## [Records supplied]

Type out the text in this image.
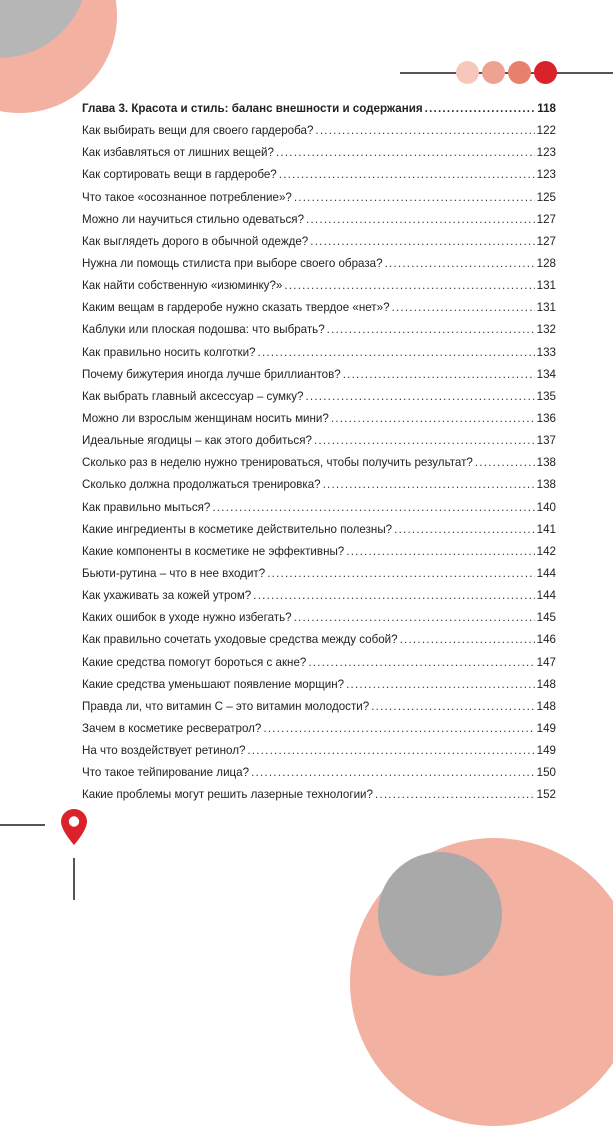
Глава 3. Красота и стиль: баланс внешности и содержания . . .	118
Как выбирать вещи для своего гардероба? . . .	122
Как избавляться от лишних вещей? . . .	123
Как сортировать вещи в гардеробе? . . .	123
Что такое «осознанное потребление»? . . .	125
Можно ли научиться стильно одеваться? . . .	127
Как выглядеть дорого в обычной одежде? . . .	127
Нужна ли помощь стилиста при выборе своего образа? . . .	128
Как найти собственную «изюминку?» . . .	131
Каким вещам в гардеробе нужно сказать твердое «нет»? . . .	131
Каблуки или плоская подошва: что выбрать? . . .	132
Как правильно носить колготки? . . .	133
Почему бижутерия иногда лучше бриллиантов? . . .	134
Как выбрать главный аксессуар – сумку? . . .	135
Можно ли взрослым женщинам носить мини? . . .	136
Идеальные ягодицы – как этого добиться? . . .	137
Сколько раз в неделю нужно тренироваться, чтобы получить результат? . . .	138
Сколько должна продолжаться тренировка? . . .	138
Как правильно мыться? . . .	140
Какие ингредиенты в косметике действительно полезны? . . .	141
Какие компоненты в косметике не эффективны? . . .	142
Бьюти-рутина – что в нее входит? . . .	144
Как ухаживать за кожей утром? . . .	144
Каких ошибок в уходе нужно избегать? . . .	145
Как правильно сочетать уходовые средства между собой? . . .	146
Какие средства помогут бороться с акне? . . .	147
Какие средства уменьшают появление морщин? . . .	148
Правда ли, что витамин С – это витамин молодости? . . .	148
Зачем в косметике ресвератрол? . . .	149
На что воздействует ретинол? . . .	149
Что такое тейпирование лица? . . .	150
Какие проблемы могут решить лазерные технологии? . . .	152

--

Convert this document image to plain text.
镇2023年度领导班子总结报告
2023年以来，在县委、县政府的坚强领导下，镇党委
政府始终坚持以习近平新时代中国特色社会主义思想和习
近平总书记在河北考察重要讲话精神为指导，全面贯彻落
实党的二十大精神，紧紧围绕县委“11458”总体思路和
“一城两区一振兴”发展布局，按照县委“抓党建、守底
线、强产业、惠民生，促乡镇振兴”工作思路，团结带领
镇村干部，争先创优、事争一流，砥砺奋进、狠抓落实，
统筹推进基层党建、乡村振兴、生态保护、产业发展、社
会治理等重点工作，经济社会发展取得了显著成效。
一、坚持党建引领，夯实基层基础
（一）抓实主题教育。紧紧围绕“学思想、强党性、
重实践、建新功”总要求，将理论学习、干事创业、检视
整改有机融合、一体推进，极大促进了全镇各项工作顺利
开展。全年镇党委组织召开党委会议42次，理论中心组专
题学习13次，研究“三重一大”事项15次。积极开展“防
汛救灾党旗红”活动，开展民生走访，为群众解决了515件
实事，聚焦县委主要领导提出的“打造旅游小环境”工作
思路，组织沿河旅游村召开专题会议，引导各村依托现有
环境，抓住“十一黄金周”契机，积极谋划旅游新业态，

==

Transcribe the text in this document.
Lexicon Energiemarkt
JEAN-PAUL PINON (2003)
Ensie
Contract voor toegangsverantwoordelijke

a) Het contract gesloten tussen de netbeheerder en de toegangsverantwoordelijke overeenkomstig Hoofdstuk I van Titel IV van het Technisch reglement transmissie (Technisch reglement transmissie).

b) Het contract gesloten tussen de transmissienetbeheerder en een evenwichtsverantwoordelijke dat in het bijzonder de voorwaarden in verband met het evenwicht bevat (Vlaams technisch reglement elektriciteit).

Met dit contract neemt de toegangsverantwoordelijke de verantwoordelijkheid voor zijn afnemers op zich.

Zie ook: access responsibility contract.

## [Required task]
Gather each line of the records holding the string "правильно".

## [Response to the exercise]
Как правильно носить колготки? . . .	133
Как правильно мыться? . . .	140
Как правильно сочетать уходовые средства между собой? . . .	146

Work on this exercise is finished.